Exercise task: Repeat each record below exactly, dropping the pictures.

Stored items
::::
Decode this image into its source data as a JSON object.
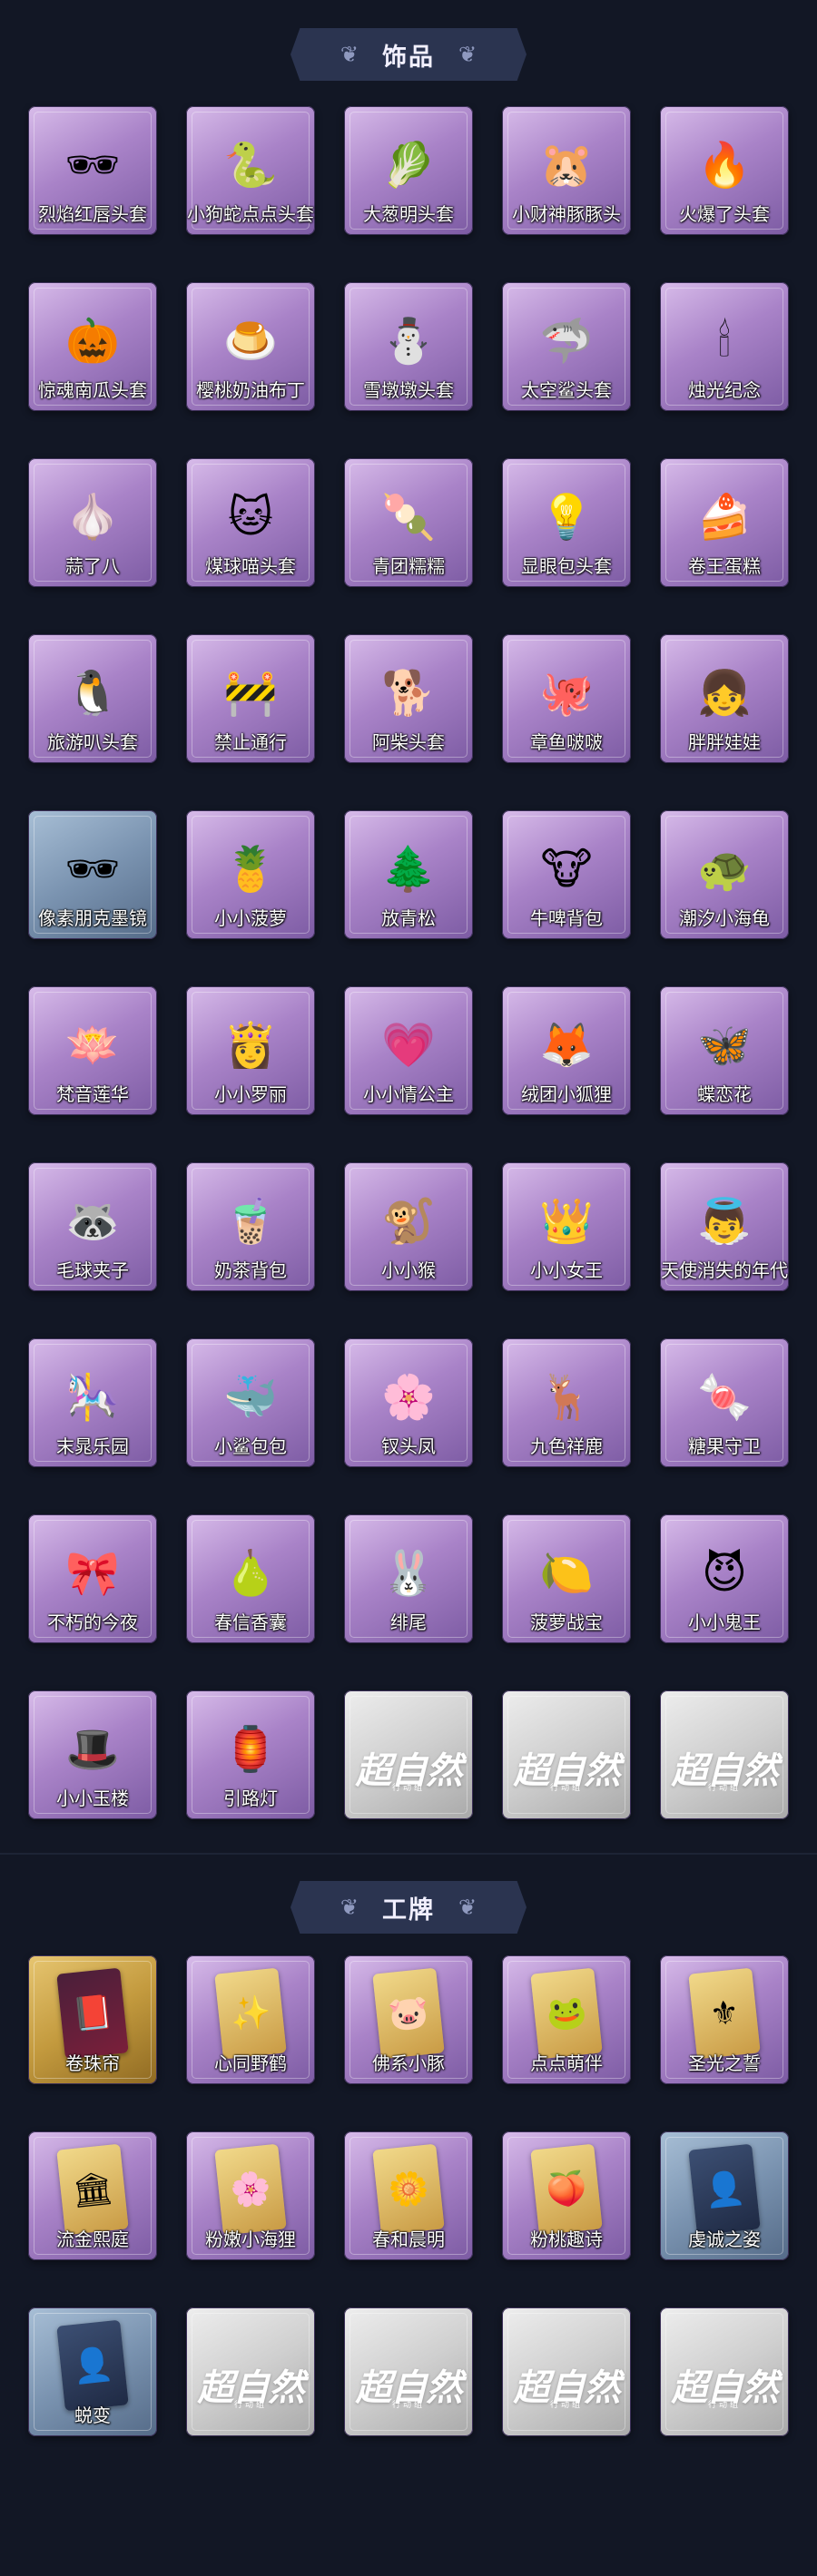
{
  "sections": [
    {
      "title": "饰品",
      "items": [
        {
          "label": "烈焰红唇头套",
          "icon": "🕶",
          "style": "purple"
        },
        {
          "label": "小狗蛇点点头套",
          "icon": "🐍",
          "style": "purple"
        },
        {
          "label": "大葱明头套",
          "icon": "🥬",
          "style": "purple"
        },
        {
          "label": "小财神豚豚头",
          "icon": "🐹",
          "style": "purple"
        },
        {
          "label": "火爆了头套",
          "icon": "🔥",
          "style": "purple"
        },
        {
          "label": "惊魂南瓜头套",
          "icon": "🎃",
          "style": "purple"
        },
        {
          "label": "樱桃奶油布丁",
          "icon": "🍮",
          "style": "purple"
        },
        {
          "label": "雪墩墩头套",
          "icon": "⛄",
          "style": "purple"
        },
        {
          "label": "太空鲨头套",
          "icon": "🦈",
          "style": "purple"
        },
        {
          "label": "烛光纪念",
          "icon": "🕯",
          "style": "purple"
        },
        {
          "label": "蒜了八",
          "icon": "🧄",
          "style": "purple"
        },
        {
          "label": "煤球喵头套",
          "icon": "🐱",
          "style": "purple"
        },
        {
          "label": "青团糯糯",
          "icon": "🍡",
          "style": "purple"
        },
        {
          "label": "显眼包头套",
          "icon": "💡",
          "style": "purple"
        },
        {
          "label": "卷王蛋糕",
          "icon": "🍰",
          "style": "purple"
        },
        {
          "label": "旅游叭头套",
          "icon": "🐧",
          "style": "purple"
        },
        {
          "label": "禁止通行",
          "icon": "🚧",
          "style": "purple"
        },
        {
          "label": "阿柴头套",
          "icon": "🐕",
          "style": "purple"
        },
        {
          "label": "章鱼啵啵",
          "icon": "🐙",
          "style": "purple"
        },
        {
          "label": "胖胖娃娃",
          "icon": "👧",
          "style": "purple"
        },
        {
          "label": "像素朋克墨镜",
          "icon": "🕶",
          "style": "blue"
        },
        {
          "label": "小小菠萝",
          "icon": "🍍",
          "style": "purple"
        },
        {
          "label": "放青松",
          "icon": "🌲",
          "style": "purple"
        },
        {
          "label": "牛啤背包",
          "icon": "🐮",
          "style": "purple"
        },
        {
          "label": "潮汐小海龟",
          "icon": "🐢",
          "style": "purple"
        },
        {
          "label": "梵音莲华",
          "icon": "🪷",
          "style": "purple"
        },
        {
          "label": "小小罗丽",
          "icon": "👸",
          "style": "purple"
        },
        {
          "label": "小小情公主",
          "icon": "💗",
          "style": "purple"
        },
        {
          "label": "绒团小狐狸",
          "icon": "🦊",
          "style": "purple"
        },
        {
          "label": "蝶恋花",
          "icon": "🦋",
          "style": "purple"
        },
        {
          "label": "毛球夹子",
          "icon": "🦝",
          "style": "purple"
        },
        {
          "label": "奶茶背包",
          "icon": "🧋",
          "style": "purple"
        },
        {
          "label": "小小猴",
          "icon": "🐒",
          "style": "purple"
        },
        {
          "label": "小小女王",
          "icon": "👑",
          "style": "purple"
        },
        {
          "label": "天使消失的年代",
          "icon": "👼",
          "style": "purple"
        },
        {
          "label": "末晁乐园",
          "icon": "🎠",
          "style": "purple"
        },
        {
          "label": "小鲨包包",
          "icon": "🐳",
          "style": "purple"
        },
        {
          "label": "钗头凤",
          "icon": "🌸",
          "style": "purple"
        },
        {
          "label": "九色祥鹿",
          "icon": "🦌",
          "style": "purple"
        },
        {
          "label": "糖果守卫",
          "icon": "🍬",
          "style": "purple"
        },
        {
          "label": "不朽的今夜",
          "icon": "🎀",
          "style": "purple"
        },
        {
          "label": "春信香囊",
          "icon": "🍐",
          "style": "purple"
        },
        {
          "label": "绯尾",
          "icon": "🐰",
          "style": "purple"
        },
        {
          "label": "菠萝战宝",
          "icon": "🍋",
          "style": "purple"
        },
        {
          "label": "小小鬼王",
          "icon": "😈",
          "style": "purple"
        },
        {
          "label": "小小玉楼",
          "icon": "🎩",
          "style": "purple"
        },
        {
          "label": "引路灯",
          "icon": "🏮",
          "style": "purple"
        },
        {
          "label": "",
          "icon": "",
          "style": "empty"
        },
        {
          "label": "",
          "icon": "",
          "style": "empty"
        },
        {
          "label": "",
          "icon": "",
          "style": "empty"
        }
      ]
    },
    {
      "title": "工牌",
      "items": [
        {
          "label": "卷珠帘",
          "icon": "📕",
          "style": "gold"
        },
        {
          "label": "心同野鹤",
          "icon": "✨",
          "style": "purple"
        },
        {
          "label": "佛系小豚",
          "icon": "🐷",
          "style": "purple"
        },
        {
          "label": "点点萌伴",
          "icon": "🐸",
          "style": "purple"
        },
        {
          "label": "圣光之誓",
          "icon": "⚜",
          "style": "purple"
        },
        {
          "label": "流金熙庭",
          "icon": "🏛",
          "style": "purple"
        },
        {
          "label": "粉嫩小海狸",
          "icon": "🌸",
          "style": "purple"
        },
        {
          "label": "春和晨明",
          "icon": "🌼",
          "style": "purple"
        },
        {
          "label": "粉桃趣诗",
          "icon": "🍑",
          "style": "purple"
        },
        {
          "label": "虔诚之姿",
          "icon": "👤",
          "style": "blue"
        },
        {
          "label": "蜕变",
          "icon": "👤",
          "style": "blue"
        },
        {
          "label": "",
          "icon": "",
          "style": "empty"
        },
        {
          "label": "",
          "icon": "",
          "style": "empty"
        },
        {
          "label": "",
          "icon": "",
          "style": "empty"
        },
        {
          "label": "",
          "icon": "",
          "style": "empty"
        }
      ]
    }
  ],
  "empty_card": {
    "logo_text": "超自然",
    "sub_text": "行动组"
  },
  "banner_ornament": "❦"
}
::::
Exercise result:
Decode this image into its source data as a JSON object.
{
  "sections": [
    {
      "title": "饰品",
      "items": [
        {
          "label": "烈焰红唇头套",
          "icon": "🕶",
          "style": "purple"
        },
        {
          "label": "小狗蛇点点头套",
          "icon": "🐍",
          "style": "purple"
        },
        {
          "label": "大葱明头套",
          "icon": "🥬",
          "style": "purple"
        },
        {
          "label": "小财神豚豚头",
          "icon": "🐹",
          "style": "purple"
        },
        {
          "label": "火爆了头套",
          "icon": "🔥",
          "style": "purple"
        },
        {
          "label": "惊魂南瓜头套",
          "icon": "🎃",
          "style": "purple"
        },
        {
          "label": "樱桃奶油布丁",
          "icon": "🍮",
          "style": "purple"
        },
        {
          "label": "雪墩墩头套",
          "icon": "⛄",
          "style": "purple"
        },
        {
          "label": "太空鲨头套",
          "icon": "🦈",
          "style": "purple"
        },
        {
          "label": "烛光纪念",
          "icon": "🕯",
          "style": "purple"
        },
        {
          "label": "蒜了八",
          "icon": "🧄",
          "style": "purple"
        },
        {
          "label": "煤球喵头套",
          "icon": "🐱",
          "style": "purple"
        },
        {
          "label": "青团糯糯",
          "icon": "🍡",
          "style": "purple"
        },
        {
          "label": "显眼包头套",
          "icon": "💡",
          "style": "purple"
        },
        {
          "label": "卷王蛋糕",
          "icon": "🍰",
          "style": "purple"
        },
        {
          "label": "旅游叭头套",
          "icon": "🐧",
          "style": "purple"
        },
        {
          "label": "禁止通行",
          "icon": "🚧",
          "style": "purple"
        },
        {
          "label": "阿柴头套",
          "icon": "🐕",
          "style": "purple"
        },
        {
          "label": "章鱼啵啵",
          "icon": "🐙",
          "style": "purple"
        },
        {
          "label": "胖胖娃娃",
          "icon": "👧",
          "style": "purple"
        },
        {
          "label": "像素朋克墨镜",
          "icon": "🕶",
          "style": "blue"
        },
        {
          "label": "小小菠萝",
          "icon": "🍍",
          "style": "purple"
        },
        {
          "label": "放青松",
          "icon": "🌲",
          "style": "purple"
        },
        {
          "label": "牛啤背包",
          "icon": "🐮",
          "style": "purple"
        },
        {
          "label": "潮汐小海龟",
          "icon": "🐢",
          "style": "purple"
        },
        {
          "label": "梵音莲华",
          "icon": "🪷",
          "style": "purple"
        },
        {
          "label": "小小罗丽",
          "icon": "👸",
          "style": "purple"
        },
        {
          "label": "小小情公主",
          "icon": "💗",
          "style": "purple"
        },
        {
          "label": "绒团小狐狸",
          "icon": "🦊",
          "style": "purple"
        },
        {
          "label": "蝶恋花",
          "icon": "🦋",
          "style": "purple"
        },
        {
          "label": "毛球夹子",
          "icon": "🦝",
          "style": "purple"
        },
        {
          "label": "奶茶背包",
          "icon": "🧋",
          "style": "purple"
        },
        {
          "label": "小小猴",
          "icon": "🐒",
          "style": "purple"
        },
        {
          "label": "小小女王",
          "icon": "👑",
          "style": "purple"
        },
        {
          "label": "天使消失的年代",
          "icon": "👼",
          "style": "purple"
        },
        {
          "label": "末晁乐园",
          "icon": "🎠",
          "style": "purple"
        },
        {
          "label": "小鲨包包",
          "icon": "🐳",
          "style": "purple"
        },
        {
          "label": "钗头凤",
          "icon": "🌸",
          "style": "purple"
        },
        {
          "label": "九色祥鹿",
          "icon": "🦌",
          "style": "purple"
        },
        {
          "label": "糖果守卫",
          "icon": "🍬",
          "style": "purple"
        },
        {
          "label": "不朽的今夜",
          "icon": "🎀",
          "style": "purple"
        },
        {
          "label": "春信香囊",
          "icon": "🍐",
          "style": "purple"
        },
        {
          "label": "绯尾",
          "icon": "🐰",
          "style": "purple"
        },
        {
          "label": "菠萝战宝",
          "icon": "🍋",
          "style": "purple"
        },
        {
          "label": "小小鬼王",
          "icon": "😈",
          "style": "purple"
        },
        {
          "label": "小小玉楼",
          "icon": "🎩",
          "style": "purple"
        },
        {
          "label": "引路灯",
          "icon": "🏮",
          "style": "purple"
        },
        {
          "label": "",
          "icon": "",
          "style": "empty"
        },
        {
          "label": "",
          "icon": "",
          "style": "empty"
        },
        {
          "label": "",
          "icon": "",
          "style": "empty"
        }
      ]
    },
    {
      "title": "工牌",
      "items": [
        {
          "label": "卷珠帘",
          "icon": "📕",
          "style": "gold"
        },
        {
          "label": "心同野鹤",
          "icon": "✨",
          "style": "purple"
        },
        {
          "label": "佛系小豚",
          "icon": "🐷",
          "style": "purple"
        },
        {
          "label": "点点萌伴",
          "icon": "🐸",
          "style": "purple"
        },
        {
          "label": "圣光之誓",
          "icon": "⚜",
          "style": "purple"
        },
        {
          "label": "流金熙庭",
          "icon": "🏛",
          "style": "purple"
        },
        {
          "label": "粉嫩小海狸",
          "icon": "🌸",
          "style": "purple"
        },
        {
          "label": "春和晨明",
          "icon": "🌼",
          "style": "purple"
        },
        {
          "label": "粉桃趣诗",
          "icon": "🍑",
          "style": "purple"
        },
        {
          "label": "虔诚之姿",
          "icon": "👤",
          "style": "blue"
        },
        {
          "label": "蜕变",
          "icon": "👤",
          "style": "blue"
        },
        {
          "label": "",
          "icon": "",
          "style": "empty"
        },
        {
          "label": "",
          "icon": "",
          "style": "empty"
        },
        {
          "label": "",
          "icon": "",
          "style": "empty"
        },
        {
          "label": "",
          "icon": "",
          "style": "empty"
        }
      ]
    }
  ],
  "empty_card": {
    "logo_text": "超自然",
    "sub_text": "行动组"
  },
  "banner_ornament": "❦"
}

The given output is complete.